| Stated task |
Examine the entries and show every line in which the word "对任意a" is found.

★ ★ ★ ★ ★ ★ ★

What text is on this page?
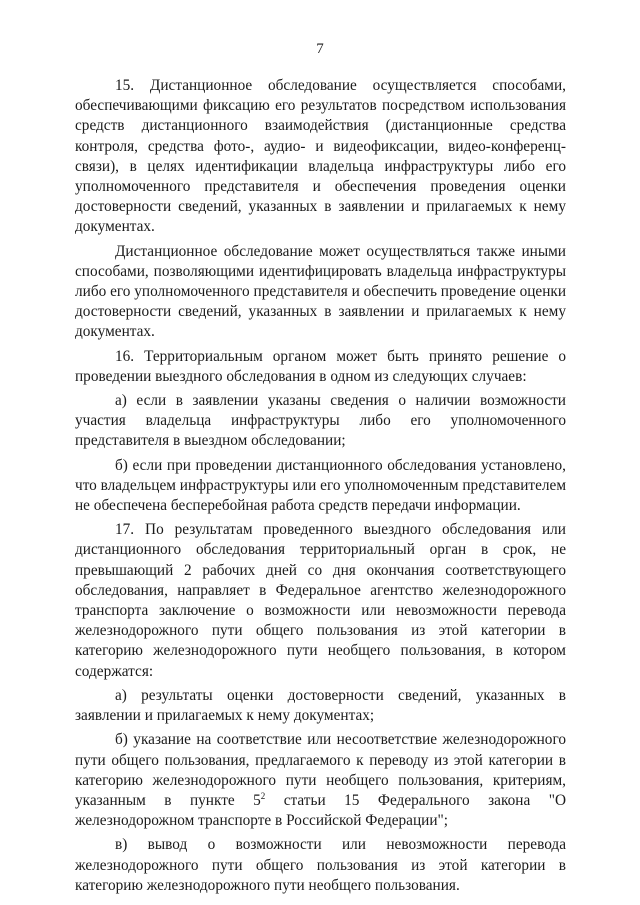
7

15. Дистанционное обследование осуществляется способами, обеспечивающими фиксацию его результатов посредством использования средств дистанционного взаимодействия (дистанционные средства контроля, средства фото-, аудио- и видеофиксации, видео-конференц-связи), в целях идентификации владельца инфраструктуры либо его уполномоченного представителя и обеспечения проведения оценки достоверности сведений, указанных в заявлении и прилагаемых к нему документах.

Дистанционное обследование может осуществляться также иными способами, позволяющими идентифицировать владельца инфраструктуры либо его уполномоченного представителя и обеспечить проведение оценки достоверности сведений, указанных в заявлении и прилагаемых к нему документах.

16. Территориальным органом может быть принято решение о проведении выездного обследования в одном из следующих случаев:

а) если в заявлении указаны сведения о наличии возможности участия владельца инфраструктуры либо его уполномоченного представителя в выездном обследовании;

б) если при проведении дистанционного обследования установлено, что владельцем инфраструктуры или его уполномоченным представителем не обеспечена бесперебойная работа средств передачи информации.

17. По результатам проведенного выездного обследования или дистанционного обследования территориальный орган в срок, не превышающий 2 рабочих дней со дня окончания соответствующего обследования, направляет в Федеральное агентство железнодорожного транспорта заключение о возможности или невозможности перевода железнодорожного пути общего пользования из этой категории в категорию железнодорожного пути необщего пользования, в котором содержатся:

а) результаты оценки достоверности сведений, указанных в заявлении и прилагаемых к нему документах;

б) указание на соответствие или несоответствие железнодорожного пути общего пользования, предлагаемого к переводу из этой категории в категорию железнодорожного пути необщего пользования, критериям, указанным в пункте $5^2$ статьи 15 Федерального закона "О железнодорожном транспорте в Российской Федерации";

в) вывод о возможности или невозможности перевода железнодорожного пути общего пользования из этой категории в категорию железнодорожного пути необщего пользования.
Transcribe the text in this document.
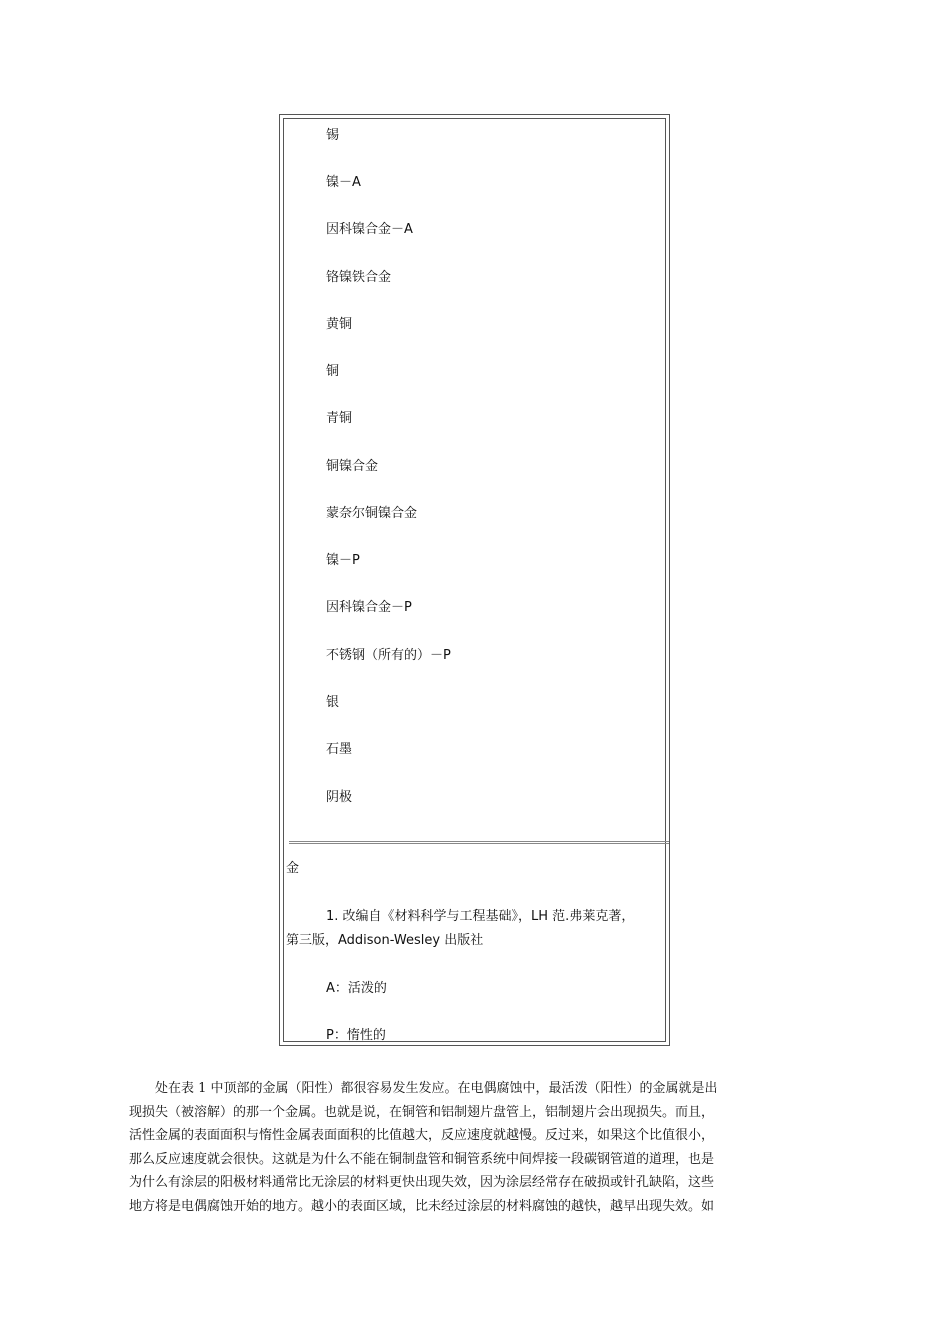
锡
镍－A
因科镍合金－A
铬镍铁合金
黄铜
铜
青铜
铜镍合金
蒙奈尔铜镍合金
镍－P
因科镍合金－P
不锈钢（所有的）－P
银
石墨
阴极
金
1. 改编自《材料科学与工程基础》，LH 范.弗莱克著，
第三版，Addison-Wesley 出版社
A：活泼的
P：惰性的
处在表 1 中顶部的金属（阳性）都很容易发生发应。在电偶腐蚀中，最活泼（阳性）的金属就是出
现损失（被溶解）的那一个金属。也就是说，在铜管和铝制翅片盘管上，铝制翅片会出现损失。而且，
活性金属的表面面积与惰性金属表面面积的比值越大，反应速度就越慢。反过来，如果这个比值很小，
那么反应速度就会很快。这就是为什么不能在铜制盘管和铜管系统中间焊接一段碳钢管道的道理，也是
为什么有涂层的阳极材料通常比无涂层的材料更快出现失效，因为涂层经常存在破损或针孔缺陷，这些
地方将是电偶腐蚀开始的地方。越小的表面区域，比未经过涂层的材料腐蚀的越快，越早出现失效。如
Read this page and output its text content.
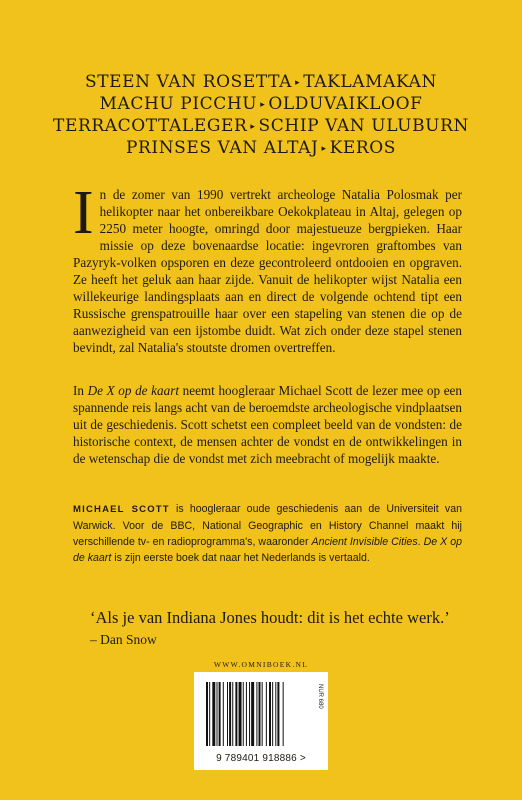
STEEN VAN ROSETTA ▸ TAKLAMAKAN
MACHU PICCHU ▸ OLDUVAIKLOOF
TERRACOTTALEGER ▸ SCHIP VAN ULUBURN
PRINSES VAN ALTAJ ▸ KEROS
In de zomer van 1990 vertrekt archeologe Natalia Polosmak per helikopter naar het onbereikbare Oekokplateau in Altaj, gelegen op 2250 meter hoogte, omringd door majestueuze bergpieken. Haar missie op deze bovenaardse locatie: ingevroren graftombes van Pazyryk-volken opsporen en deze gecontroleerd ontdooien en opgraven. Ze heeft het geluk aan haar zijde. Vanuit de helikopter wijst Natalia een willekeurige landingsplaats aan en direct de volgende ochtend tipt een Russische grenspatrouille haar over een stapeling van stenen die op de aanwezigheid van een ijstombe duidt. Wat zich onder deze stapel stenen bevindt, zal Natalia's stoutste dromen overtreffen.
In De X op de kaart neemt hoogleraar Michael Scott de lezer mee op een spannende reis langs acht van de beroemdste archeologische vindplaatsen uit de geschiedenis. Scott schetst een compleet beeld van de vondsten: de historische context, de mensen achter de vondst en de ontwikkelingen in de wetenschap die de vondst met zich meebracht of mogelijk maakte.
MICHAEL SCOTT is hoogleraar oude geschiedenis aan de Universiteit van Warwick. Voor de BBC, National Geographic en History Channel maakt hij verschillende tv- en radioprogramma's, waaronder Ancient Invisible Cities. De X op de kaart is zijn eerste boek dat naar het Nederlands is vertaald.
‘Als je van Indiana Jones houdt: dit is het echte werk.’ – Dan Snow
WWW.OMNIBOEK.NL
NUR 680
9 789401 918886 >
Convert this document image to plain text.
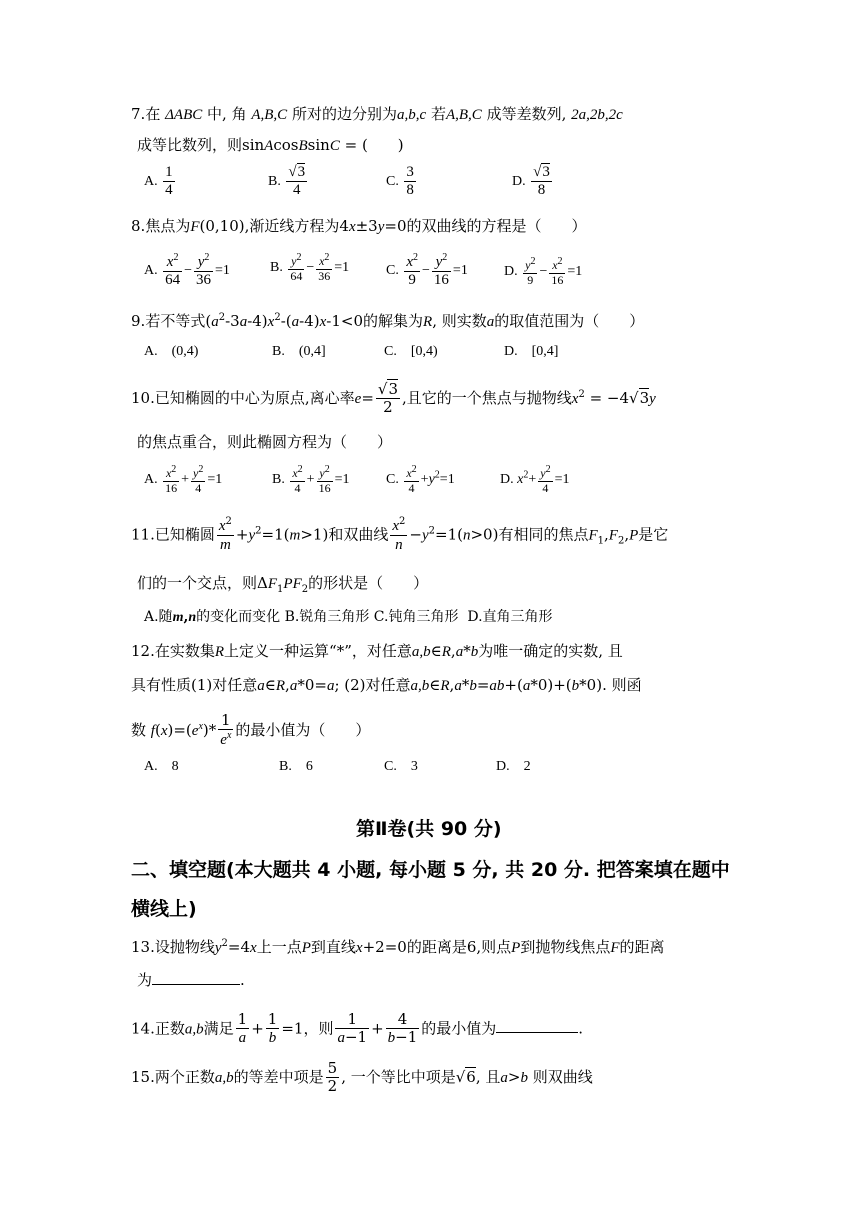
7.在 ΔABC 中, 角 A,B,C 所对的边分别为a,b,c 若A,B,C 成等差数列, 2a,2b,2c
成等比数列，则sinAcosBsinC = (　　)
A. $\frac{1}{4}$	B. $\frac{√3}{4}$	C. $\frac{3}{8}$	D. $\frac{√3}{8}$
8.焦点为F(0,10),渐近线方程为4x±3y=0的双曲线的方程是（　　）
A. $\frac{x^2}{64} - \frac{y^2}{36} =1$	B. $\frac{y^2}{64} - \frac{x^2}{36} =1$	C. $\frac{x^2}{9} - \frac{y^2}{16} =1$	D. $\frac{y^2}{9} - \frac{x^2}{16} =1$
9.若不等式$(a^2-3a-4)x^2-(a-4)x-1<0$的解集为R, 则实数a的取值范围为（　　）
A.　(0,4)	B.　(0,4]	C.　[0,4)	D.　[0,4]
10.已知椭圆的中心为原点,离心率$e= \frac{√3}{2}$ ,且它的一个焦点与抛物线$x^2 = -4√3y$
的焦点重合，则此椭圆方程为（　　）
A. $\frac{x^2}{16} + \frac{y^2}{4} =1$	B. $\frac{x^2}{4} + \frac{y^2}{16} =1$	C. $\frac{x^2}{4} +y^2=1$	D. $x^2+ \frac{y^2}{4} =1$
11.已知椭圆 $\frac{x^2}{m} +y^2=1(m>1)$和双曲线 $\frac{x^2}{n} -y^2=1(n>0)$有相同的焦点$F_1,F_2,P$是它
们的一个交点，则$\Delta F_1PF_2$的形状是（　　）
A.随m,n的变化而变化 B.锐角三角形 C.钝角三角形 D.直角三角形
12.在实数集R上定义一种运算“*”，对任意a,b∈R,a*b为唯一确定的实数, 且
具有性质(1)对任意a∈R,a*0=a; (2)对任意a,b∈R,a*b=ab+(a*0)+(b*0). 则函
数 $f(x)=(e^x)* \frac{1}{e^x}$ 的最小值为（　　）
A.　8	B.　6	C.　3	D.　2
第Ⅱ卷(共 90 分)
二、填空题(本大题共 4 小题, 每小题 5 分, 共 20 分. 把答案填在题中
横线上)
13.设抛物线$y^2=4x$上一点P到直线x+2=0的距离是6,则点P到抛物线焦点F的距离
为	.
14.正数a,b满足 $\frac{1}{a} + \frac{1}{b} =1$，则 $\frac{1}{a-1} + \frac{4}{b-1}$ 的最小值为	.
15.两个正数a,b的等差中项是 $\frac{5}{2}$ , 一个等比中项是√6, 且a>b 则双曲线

★ ★ ★ ★ ★ ★ ★

| Task answer |
12.在实数集R上定义一种运算“*”，对任意a,b∈R,a*b为唯一确定的实数, 且
具有性质(1)对任意a∈R,a*0=a; (2)对任意a,b∈R,a*b=ab+(a*0)+(b*0). 则函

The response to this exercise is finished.